What the task asks:
Work through the data below line by line and say how many lines hold "JSON"; give only the number.

══ Information shown ══

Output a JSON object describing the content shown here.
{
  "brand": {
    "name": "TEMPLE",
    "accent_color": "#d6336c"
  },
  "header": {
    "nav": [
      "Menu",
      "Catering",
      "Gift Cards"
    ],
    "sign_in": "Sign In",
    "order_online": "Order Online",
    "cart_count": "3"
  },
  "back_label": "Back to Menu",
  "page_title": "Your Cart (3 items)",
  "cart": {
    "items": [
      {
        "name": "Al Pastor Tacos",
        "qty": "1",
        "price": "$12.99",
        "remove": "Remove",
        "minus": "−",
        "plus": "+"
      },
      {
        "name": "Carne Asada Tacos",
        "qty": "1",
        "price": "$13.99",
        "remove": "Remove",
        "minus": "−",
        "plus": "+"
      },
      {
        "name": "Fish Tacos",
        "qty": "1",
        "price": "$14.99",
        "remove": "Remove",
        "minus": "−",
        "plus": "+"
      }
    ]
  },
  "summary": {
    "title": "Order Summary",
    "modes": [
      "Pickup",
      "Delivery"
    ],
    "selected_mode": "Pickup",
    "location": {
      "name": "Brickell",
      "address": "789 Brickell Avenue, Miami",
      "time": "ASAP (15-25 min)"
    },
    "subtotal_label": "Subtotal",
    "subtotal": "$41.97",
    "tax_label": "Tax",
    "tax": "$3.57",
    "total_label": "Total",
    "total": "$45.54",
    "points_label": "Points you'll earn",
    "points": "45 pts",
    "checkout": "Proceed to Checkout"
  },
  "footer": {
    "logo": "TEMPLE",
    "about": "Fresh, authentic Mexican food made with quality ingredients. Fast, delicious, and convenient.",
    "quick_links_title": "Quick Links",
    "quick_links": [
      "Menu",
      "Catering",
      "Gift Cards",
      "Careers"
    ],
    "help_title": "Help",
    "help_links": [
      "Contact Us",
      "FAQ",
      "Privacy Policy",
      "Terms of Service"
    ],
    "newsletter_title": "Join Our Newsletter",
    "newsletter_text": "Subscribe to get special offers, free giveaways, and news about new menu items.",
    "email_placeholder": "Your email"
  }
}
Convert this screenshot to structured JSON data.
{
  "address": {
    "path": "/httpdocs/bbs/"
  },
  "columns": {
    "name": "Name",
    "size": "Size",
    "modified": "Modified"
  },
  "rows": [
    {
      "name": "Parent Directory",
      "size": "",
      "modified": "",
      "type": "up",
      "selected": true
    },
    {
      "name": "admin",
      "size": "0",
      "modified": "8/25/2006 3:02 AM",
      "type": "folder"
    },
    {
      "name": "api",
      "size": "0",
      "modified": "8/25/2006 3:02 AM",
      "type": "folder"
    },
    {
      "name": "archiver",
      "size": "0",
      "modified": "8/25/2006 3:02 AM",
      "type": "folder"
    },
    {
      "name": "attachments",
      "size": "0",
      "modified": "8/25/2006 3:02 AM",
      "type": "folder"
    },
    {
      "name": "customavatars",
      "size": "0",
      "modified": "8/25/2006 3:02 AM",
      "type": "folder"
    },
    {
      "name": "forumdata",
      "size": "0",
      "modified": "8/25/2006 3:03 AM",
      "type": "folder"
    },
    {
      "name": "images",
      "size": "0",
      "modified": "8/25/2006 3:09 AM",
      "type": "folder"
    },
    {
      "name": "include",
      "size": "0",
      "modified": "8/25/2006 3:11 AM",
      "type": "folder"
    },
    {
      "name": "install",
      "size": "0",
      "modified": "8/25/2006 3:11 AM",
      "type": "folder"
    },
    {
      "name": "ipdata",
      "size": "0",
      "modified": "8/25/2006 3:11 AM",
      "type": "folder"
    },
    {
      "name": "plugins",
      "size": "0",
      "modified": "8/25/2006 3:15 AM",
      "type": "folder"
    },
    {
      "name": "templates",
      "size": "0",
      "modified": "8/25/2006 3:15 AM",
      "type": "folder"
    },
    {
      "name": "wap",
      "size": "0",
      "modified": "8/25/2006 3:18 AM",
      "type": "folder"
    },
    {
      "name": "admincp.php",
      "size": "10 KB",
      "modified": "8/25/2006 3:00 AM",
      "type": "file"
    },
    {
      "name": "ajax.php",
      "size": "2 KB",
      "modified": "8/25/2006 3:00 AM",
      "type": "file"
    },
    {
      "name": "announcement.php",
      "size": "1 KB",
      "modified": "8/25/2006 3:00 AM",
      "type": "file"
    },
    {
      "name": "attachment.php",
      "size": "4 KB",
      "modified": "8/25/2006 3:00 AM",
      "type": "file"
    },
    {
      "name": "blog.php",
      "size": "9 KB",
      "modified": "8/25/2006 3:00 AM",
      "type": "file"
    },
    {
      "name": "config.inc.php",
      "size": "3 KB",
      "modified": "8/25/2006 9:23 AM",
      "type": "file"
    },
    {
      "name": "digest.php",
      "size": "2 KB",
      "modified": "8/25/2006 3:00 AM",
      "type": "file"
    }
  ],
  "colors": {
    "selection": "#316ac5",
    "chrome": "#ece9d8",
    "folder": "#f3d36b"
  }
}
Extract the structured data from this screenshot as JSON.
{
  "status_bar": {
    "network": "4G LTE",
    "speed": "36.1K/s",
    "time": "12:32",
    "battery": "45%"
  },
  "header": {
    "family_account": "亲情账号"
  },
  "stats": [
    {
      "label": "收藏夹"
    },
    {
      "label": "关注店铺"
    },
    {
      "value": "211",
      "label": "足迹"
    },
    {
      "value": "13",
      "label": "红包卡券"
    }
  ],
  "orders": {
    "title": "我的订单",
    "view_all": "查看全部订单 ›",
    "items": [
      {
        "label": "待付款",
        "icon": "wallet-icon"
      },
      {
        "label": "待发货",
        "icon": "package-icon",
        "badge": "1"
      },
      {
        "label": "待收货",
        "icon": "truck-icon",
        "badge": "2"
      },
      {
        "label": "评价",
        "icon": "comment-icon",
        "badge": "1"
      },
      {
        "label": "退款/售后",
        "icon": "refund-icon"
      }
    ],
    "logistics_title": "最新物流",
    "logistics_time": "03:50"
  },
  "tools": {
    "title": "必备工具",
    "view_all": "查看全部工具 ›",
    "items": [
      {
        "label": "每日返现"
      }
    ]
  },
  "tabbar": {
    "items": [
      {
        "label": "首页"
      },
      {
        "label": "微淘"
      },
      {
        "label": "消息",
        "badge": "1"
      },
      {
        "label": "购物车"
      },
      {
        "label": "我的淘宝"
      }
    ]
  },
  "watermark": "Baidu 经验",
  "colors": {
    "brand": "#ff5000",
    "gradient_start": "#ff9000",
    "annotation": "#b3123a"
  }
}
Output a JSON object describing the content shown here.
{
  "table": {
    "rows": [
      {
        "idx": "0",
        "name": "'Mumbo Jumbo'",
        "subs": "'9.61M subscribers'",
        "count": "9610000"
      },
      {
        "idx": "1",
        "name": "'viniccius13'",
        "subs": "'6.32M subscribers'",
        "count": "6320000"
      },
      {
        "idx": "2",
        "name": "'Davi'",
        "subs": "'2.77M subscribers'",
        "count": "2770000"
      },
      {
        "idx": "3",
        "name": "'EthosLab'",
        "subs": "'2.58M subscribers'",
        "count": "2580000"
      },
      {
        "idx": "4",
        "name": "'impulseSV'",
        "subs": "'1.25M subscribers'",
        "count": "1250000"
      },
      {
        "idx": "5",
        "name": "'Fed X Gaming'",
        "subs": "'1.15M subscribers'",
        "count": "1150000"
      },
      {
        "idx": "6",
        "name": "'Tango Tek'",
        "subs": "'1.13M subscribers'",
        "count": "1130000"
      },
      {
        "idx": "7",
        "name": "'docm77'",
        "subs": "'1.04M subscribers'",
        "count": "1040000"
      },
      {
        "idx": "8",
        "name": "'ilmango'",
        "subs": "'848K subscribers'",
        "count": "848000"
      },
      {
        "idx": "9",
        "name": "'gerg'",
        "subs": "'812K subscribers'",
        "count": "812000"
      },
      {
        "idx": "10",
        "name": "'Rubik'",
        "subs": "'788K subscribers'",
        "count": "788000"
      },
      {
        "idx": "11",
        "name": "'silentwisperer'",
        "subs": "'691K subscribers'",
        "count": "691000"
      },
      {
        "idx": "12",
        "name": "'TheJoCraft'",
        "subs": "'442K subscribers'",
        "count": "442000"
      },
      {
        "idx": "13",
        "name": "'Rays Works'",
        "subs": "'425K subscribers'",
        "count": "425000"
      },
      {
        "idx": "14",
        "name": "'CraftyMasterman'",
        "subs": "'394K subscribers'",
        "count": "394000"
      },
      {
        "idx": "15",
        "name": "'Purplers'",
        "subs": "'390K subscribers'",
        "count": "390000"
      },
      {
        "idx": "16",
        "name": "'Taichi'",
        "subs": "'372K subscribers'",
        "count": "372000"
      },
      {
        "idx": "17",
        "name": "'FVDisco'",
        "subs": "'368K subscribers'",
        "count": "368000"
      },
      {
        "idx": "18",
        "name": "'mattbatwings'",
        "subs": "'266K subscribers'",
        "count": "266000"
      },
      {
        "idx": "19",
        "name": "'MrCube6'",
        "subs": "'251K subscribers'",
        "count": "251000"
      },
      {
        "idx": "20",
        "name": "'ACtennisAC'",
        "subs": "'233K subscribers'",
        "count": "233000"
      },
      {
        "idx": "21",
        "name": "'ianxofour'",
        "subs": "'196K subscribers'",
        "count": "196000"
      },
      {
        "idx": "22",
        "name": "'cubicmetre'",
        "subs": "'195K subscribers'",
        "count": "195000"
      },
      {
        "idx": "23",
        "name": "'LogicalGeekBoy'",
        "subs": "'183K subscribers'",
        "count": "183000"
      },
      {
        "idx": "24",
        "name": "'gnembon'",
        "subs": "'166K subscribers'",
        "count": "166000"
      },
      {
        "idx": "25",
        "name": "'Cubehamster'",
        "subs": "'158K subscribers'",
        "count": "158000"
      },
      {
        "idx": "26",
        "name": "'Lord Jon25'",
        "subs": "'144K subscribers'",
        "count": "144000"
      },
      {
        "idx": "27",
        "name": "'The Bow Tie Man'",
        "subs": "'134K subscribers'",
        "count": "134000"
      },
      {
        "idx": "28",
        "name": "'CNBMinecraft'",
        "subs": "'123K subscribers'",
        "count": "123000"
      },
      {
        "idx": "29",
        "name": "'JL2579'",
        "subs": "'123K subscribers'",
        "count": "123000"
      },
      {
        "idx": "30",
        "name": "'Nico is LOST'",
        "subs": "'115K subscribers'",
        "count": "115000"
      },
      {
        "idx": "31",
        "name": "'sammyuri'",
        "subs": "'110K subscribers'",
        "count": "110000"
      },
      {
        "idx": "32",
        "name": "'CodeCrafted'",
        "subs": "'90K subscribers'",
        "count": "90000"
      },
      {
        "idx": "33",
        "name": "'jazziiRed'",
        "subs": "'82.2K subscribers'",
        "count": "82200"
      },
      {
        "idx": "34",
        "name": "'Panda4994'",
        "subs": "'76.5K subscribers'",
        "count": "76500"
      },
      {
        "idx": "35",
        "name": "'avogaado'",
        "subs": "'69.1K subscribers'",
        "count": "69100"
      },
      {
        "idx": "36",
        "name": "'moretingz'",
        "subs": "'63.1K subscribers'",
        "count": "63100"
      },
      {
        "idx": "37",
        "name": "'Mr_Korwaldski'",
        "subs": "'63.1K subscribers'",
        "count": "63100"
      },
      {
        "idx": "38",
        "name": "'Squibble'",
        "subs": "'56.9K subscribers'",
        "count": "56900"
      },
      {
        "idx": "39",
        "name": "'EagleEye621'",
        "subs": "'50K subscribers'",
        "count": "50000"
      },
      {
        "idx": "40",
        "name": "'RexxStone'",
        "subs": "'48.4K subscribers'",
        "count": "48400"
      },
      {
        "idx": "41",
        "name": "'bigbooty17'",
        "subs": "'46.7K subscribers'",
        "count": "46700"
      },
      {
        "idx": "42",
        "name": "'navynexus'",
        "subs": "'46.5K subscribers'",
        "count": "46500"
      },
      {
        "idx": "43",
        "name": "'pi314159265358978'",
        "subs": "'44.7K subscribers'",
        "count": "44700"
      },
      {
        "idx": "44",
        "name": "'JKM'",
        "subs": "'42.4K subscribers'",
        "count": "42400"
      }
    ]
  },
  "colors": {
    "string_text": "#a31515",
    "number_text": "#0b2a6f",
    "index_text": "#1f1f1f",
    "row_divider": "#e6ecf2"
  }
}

═══

Output:
4